>>>

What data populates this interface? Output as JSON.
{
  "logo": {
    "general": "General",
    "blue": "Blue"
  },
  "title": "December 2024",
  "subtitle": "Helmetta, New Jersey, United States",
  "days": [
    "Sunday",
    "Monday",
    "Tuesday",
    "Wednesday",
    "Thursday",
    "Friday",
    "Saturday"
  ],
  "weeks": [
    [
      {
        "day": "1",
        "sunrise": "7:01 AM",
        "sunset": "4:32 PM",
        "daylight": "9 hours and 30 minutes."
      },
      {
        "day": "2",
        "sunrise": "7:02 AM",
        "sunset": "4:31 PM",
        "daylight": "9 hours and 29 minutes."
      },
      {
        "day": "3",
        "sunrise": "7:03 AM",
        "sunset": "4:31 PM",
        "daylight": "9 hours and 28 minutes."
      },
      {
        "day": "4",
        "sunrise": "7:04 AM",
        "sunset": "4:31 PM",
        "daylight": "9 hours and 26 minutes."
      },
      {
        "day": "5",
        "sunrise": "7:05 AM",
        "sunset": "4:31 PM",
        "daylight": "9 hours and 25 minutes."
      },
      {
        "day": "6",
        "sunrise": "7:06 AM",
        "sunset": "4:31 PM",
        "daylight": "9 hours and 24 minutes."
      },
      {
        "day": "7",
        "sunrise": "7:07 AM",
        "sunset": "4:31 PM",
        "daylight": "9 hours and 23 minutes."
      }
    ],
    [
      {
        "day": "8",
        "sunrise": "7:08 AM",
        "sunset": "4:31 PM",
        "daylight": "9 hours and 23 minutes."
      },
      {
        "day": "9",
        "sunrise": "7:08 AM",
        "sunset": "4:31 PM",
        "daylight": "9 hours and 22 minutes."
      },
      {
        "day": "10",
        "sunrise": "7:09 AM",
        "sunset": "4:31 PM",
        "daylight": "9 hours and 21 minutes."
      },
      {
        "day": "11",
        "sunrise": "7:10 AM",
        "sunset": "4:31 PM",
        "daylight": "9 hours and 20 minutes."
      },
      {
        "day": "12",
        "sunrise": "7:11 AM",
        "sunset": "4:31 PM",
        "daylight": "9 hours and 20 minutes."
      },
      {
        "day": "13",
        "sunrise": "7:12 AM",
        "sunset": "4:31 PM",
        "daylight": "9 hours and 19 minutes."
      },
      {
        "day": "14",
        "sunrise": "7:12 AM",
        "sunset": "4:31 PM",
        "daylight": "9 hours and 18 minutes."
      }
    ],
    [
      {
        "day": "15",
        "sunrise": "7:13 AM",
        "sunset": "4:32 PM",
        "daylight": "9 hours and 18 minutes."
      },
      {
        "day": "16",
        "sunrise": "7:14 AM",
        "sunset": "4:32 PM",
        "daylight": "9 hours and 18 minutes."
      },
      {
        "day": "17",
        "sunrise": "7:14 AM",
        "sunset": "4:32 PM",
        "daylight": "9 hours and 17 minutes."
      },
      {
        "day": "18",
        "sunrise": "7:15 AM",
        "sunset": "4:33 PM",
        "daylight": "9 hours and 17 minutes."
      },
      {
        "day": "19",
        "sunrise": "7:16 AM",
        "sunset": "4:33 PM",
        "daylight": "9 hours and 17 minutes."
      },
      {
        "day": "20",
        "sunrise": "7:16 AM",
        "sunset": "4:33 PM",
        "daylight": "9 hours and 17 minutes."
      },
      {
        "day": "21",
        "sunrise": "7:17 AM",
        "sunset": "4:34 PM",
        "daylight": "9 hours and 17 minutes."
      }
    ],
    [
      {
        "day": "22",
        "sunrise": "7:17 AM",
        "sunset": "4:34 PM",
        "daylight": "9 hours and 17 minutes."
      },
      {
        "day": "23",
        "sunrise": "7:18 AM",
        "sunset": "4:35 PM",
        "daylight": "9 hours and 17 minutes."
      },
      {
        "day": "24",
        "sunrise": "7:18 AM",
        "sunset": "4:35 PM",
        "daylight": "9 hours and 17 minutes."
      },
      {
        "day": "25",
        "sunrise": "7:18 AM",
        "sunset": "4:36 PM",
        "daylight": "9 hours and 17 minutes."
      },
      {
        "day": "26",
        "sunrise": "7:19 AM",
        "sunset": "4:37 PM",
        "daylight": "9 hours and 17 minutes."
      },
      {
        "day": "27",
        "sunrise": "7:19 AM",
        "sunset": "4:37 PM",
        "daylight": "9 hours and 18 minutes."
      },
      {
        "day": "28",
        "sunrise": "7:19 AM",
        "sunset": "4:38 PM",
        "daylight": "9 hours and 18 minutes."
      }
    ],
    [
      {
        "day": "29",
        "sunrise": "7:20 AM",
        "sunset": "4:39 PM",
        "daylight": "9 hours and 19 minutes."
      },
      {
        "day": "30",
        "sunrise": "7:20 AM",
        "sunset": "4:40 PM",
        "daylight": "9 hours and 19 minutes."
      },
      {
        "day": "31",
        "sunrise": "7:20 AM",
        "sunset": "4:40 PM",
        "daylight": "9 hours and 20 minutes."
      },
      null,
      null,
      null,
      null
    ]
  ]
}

<<<

*Challenge*: Please quote the records above exactly, without skipping a line.

*The result*:
What data populates this interface? Output as JSON.
{
  "logo": {
    "general": "General",
    "blue": "Blue"
  },
  "title": "December 2024",
  "subtitle": "Helmetta, New Jersey, United States",
  "days": [
    "Sunday",
    "Monday",
    "Tuesday",
    "Wednesday",
    "Thursday",
    "Friday",
    "Saturday"
  ],
  "weeks": [
    [
      {
        "day": "1",
        "sunrise": "7:01 AM",
        "sunset": "4:32 PM",
        "daylight": "9 hours and 30 minutes."
      },
      {
        "day": "2",
        "sunrise": "7:02 AM",
        "sunset": "4:31 PM",
        "daylight": "9 hours and 29 minutes."
      },
      {
        "day": "3",
        "sunrise": "7:03 AM",
        "sunset": "4:31 PM",
        "daylight": "9 hours and 28 minutes."
      },
      {
        "day": "4",
        "sunrise": "7:04 AM",
        "sunset": "4:31 PM",
        "daylight": "9 hours and 26 minutes."
      },
      {
        "day": "5",
        "sunrise": "7:05 AM",
        "sunset": "4:31 PM",
        "daylight": "9 hours and 25 minutes."
      },
      {
        "day": "6",
        "sunrise": "7:06 AM",
        "sunset": "4:31 PM",
        "daylight": "9 hours and 24 minutes."
      },
      {
        "day": "7",
        "sunrise": "7:07 AM",
        "sunset": "4:31 PM",
        "daylight": "9 hours and 23 minutes."
      }
    ],
    [
      {
        "day": "8",
        "sunrise": "7:08 AM",
        "sunset": "4:31 PM",
        "daylight": "9 hours and 23 minutes."
      },
      {
        "day": "9",
        "sunrise": "7:08 AM",
        "sunset": "4:31 PM",
        "daylight": "9 hours and 22 minutes."
      },
      {
        "day": "10",
        "sunrise": "7:09 AM",
        "sunset": "4:31 PM",
        "daylight": "9 hours and 21 minutes."
      },
      {
        "day": "11",
        "sunrise": "7:10 AM",
        "sunset": "4:31 PM",
        "daylight": "9 hours and 20 minutes."
      },
      {
        "day": "12",
        "sunrise": "7:11 AM",
        "sunset": "4:31 PM",
        "daylight": "9 hours and 20 minutes."
      },
      {
        "day": "13",
        "sunrise": "7:12 AM",
        "sunset": "4:31 PM",
        "daylight": "9 hours and 19 minutes."
      },
      {
        "day": "14",
        "sunrise": "7:12 AM",
        "sunset": "4:31 PM",
        "daylight": "9 hours and 18 minutes."
      }
    ],
    [
      {
        "day": "15",
        "sunrise": "7:13 AM",
        "sunset": "4:32 PM",
        "daylight": "9 hours and 18 minutes."
      },
      {
        "day": "16",
        "sunrise": "7:14 AM",
        "sunset": "4:32 PM",
        "daylight": "9 hours and 18 minutes."
      },
      {
        "day": "17",
        "sunrise": "7:14 AM",
        "sunset": "4:32 PM",
        "daylight": "9 hours and 17 minutes."
      },
      {
        "day": "18",
        "sunrise": "7:15 AM",
        "sunset": "4:33 PM",
        "daylight": "9 hours and 17 minutes."
      },
      {
        "day": "19",
        "sunrise": "7:16 AM",
        "sunset": "4:33 PM",
        "daylight": "9 hours and 17 minutes."
      },
      {
        "day": "20",
        "sunrise": "7:16 AM",
        "sunset": "4:33 PM",
        "daylight": "9 hours and 17 minutes."
      },
      {
        "day": "21",
        "sunrise": "7:17 AM",
        "sunset": "4:34 PM",
        "daylight": "9 hours and 17 minutes."
      }
    ],
    [
      {
        "day": "22",
        "sunrise": "7:17 AM",
        "sunset": "4:34 PM",
        "daylight": "9 hours and 17 minutes."
      },
      {
        "day": "23",
        "sunrise": "7:18 AM",
        "sunset": "4:35 PM",
        "daylight": "9 hours and 17 minutes."
      },
      {
        "day": "24",
        "sunrise": "7:18 AM",
        "sunset": "4:35 PM",
        "daylight": "9 hours and 17 minutes."
      },
      {
        "day": "25",
        "sunrise": "7:18 AM",
        "sunset": "4:36 PM",
        "daylight": "9 hours and 17 minutes."
      },
      {
        "day": "26",
        "sunrise": "7:19 AM",
        "sunset": "4:37 PM",
        "daylight": "9 hours and 17 minutes."
      },
      {
        "day": "27",
        "sunrise": "7:19 AM",
        "sunset": "4:37 PM",
        "daylight": "9 hours and 18 minutes."
      },
      {
        "day": "28",
        "sunrise": "7:19 AM",
        "sunset": "4:38 PM",
        "daylight": "9 hours and 18 minutes."
      }
    ],
    [
      {
        "day": "29",
        "sunrise": "7:20 AM",
        "sunset": "4:39 PM",
        "daylight": "9 hours and 19 minutes."
      },
      {
        "day": "30",
        "sunrise": "7:20 AM",
        "sunset": "4:40 PM",
        "daylight": "9 hours and 19 minutes."
      },
      {
        "day": "31",
        "sunrise": "7:20 AM",
        "sunset": "4:40 PM",
        "daylight": "9 hours and 20 minutes."
      },
      null,
      null,
      null,
      null
    ]
  ]
}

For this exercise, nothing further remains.